Exercise prompt — Can you copy every one of the items below, line for line, without changing anything?
━━━━━━
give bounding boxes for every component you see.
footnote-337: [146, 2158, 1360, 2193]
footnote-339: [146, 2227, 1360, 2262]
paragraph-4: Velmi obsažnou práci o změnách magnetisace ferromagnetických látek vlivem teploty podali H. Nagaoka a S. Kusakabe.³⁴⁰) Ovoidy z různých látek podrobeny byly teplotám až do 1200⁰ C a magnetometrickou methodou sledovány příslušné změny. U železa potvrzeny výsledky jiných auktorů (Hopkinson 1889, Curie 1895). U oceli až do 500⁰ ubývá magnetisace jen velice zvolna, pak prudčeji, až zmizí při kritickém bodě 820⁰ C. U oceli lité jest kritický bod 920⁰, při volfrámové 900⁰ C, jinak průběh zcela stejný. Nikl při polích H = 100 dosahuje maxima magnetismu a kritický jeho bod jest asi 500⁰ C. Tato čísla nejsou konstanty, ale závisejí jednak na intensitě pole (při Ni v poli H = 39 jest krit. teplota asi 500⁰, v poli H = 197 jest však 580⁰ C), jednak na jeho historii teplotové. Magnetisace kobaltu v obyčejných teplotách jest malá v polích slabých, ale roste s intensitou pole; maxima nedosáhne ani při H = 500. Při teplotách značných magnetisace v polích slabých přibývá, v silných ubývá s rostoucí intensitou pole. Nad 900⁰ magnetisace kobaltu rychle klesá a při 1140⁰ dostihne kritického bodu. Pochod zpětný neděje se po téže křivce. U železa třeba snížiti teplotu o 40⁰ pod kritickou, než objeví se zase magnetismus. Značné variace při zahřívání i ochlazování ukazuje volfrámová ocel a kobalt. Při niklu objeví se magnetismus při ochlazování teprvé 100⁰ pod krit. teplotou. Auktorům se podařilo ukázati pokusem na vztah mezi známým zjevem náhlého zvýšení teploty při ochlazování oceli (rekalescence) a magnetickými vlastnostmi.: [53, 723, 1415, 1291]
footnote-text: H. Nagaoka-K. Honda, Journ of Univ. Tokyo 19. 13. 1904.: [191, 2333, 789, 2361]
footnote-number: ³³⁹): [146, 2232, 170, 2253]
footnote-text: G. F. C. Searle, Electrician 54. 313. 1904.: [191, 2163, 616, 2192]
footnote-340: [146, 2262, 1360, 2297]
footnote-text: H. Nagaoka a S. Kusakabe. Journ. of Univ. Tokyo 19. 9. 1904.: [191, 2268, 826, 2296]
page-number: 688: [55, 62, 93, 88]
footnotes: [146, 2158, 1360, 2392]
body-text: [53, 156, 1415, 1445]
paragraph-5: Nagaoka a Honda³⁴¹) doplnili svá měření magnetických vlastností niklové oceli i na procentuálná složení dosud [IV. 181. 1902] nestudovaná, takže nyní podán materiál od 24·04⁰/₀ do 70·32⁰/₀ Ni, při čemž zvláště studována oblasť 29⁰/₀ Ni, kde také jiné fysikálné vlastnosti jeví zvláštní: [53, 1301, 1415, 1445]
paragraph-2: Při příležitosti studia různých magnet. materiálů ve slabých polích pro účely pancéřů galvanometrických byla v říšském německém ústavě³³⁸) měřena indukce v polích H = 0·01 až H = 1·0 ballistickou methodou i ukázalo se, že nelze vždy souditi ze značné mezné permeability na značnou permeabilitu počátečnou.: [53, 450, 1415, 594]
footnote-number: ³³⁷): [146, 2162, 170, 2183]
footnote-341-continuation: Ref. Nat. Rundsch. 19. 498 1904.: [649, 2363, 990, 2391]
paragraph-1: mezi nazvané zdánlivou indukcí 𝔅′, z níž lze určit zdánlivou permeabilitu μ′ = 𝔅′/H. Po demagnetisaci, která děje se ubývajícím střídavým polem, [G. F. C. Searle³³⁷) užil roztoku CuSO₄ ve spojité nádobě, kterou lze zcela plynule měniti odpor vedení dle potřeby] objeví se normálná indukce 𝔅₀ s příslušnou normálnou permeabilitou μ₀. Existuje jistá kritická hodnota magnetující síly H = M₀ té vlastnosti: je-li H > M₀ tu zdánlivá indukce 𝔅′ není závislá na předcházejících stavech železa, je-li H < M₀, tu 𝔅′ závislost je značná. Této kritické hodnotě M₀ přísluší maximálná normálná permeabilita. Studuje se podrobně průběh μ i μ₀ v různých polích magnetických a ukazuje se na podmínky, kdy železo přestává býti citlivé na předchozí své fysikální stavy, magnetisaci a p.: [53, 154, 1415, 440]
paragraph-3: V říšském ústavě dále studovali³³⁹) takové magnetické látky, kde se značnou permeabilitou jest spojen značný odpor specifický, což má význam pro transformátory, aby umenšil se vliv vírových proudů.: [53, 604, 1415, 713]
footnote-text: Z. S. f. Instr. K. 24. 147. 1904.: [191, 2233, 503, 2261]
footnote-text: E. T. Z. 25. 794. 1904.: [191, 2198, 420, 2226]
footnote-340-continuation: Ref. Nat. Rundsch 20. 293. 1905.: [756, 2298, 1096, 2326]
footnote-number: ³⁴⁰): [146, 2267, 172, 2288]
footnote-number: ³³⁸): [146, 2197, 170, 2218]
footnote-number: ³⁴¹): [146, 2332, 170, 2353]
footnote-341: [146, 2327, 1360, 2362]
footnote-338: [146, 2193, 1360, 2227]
━━━━━━
Answer to this problem —
give bounding boxes for every component you see.
footnote-337: [146, 2158, 1360, 2193]
footnote-339: [146, 2227, 1360, 2262]
paragraph-4: Velmi obsažnou práci o změnách magnetisace ferromagnetických látek vlivem teploty podali H. Nagaoka a S. Kusakabe.³⁴⁰) Ovoidy z různých látek podrobeny byly teplotám až do 1200⁰ C a magnetometrickou methodou sledovány příslušné změny. U železa potvrzeny výsledky jiných auktorů (Hopkinson 1889, Curie 1895). U oceli až do 500⁰ ubývá magnetisace jen velice zvolna, pak prudčeji, až zmizí při kritickém bodě 820⁰ C. U oceli lité jest kritický bod 920⁰, při volfrámové 900⁰ C, jinak průběh zcela stejný. Nikl při polích H = 100 dosahuje maxima magnetismu a kritický jeho bod jest asi 500⁰ C. Tato čísla nejsou konstanty, ale závisejí jednak na intensitě pole (při Ni v poli H = 39 jest krit. teplota asi 500⁰, v poli H = 197 jest však 580⁰ C), jednak na jeho historii teplotové. Magnetisace kobaltu v obyčejných teplotách jest malá v polích slabých, ale roste s intensitou pole; maxima nedosáhne ani při H = 500. Při teplotách značných magnetisace v polích slabých přibývá, v silných ubývá s rostoucí intensitou pole. Nad 900⁰ magnetisace kobaltu rychle klesá a při 1140⁰ dostihne kritického bodu. Pochod zpětný neděje se po téže křivce. U železa třeba snížiti teplotu o 40⁰ pod kritickou, než objeví se zase magnetismus. Značné variace při zahřívání i ochlazování ukazuje volfrámová ocel a kobalt. Při niklu objeví se magnetismus při ochlazování teprvé 100⁰ pod krit. teplotou. Auktorům se podařilo ukázati pokusem na vztah mezi známým zjevem náhlého zvýšení teploty při ochlazování oceli (rekalescence) a magnetickými vlastnostmi.: [53, 723, 1415, 1291]
footnote-text: H. Nagaoka-K. Honda, Journ of Univ. Tokyo 19. 13. 1904.: [191, 2333, 789, 2361]
footnote-number: ³³⁹): [146, 2232, 170, 2253]
footnote-text: G. F. C. Searle, Electrician 54. 313. 1904.: [191, 2163, 616, 2192]
footnote-340: [146, 2262, 1360, 2297]
footnote-text: H. Nagaoka a S. Kusakabe. Journ. of Univ. Tokyo 19. 9. 1904.: [191, 2268, 826, 2296]
page-number: 688: [55, 62, 93, 88]
footnotes: [146, 2158, 1360, 2392]
body-text: [53, 156, 1415, 1445]
paragraph-5: Nagaoka a Honda³⁴¹) doplnili svá měření magnetických vlastností niklové oceli i na procentuálná složení dosud [IV. 181. 1902] nestudovaná, takže nyní podán materiál od 24·04⁰/₀ do 70·32⁰/₀ Ni, při čemž zvláště studována oblasť 29⁰/₀ Ni, kde také jiné fysikálné vlastnosti jeví zvláštní: [53, 1301, 1415, 1445]
paragraph-2: Při příležitosti studia různých magnet. materiálů ve slabých polích pro účely pancéřů galvanometrických byla v říšském německém ústavě³³⁸) měřena indukce v polích H = 0·01 až H = 1·0 ballistickou methodou i ukázalo se, že nelze vždy souditi ze značné mezné permeability na značnou permeabilitu počátečnou.: [53, 450, 1415, 594]
footnote-number: ³³⁷): [146, 2162, 170, 2183]
footnote-341-continuation: Ref. Nat. Rundsch. 19. 498 1904.: [649, 2363, 990, 2391]
paragraph-1: mezi nazvané zdánlivou indukcí 𝔅′, z níž lze určit zdánlivou permeabilitu μ′ = 𝔅′/H. Po demagnetisaci, která děje se ubývajícím střídavým polem, [G. F. C. Searle³³⁷) užil roztoku CuSO₄ ve spojité nádobě, kterou lze zcela plynule měniti odpor vedení dle potřeby] objeví se normálná indukce 𝔅₀ s příslušnou normálnou permeabilitou μ₀. Existuje jistá kritická hodnota magnetující síly H = M₀ té vlastnosti: je-li H > M₀ tu zdánlivá indukce 𝔅′ není závislá na předcházejících stavech železa, je-li H < M₀, tu 𝔅′ závislost je značná. Této kritické hodnotě M₀ přísluší maximálná normálná permeabilita. Studuje se podrobně průběh μ i μ₀ v různých polích magnetických a ukazuje se na podmínky, kdy železo přestává býti citlivé na předchozí své fysikální stavy, magnetisaci a p.: [53, 154, 1415, 440]
paragraph-3: V říšském ústavě dále studovali³³⁹) takové magnetické látky, kde se značnou permeabilitou jest spojen značný odpor specifický, což má význam pro transformátory, aby umenšil se vliv vírových proudů.: [53, 604, 1415, 713]
footnote-text: Z. S. f. Instr. K. 24. 147. 1904.: [191, 2233, 503, 2261]
footnote-text: E. T. Z. 25. 794. 1904.: [191, 2198, 420, 2226]
footnote-340-continuation: Ref. Nat. Rundsch 20. 293. 1905.: [756, 2298, 1096, 2326]
footnote-number: ³⁴⁰): [146, 2267, 172, 2288]
footnote-number: ³³⁸): [146, 2197, 170, 2218]
footnote-number: ³⁴¹): [146, 2332, 170, 2353]
footnote-341: [146, 2327, 1360, 2362]
footnote-338: [146, 2193, 1360, 2227]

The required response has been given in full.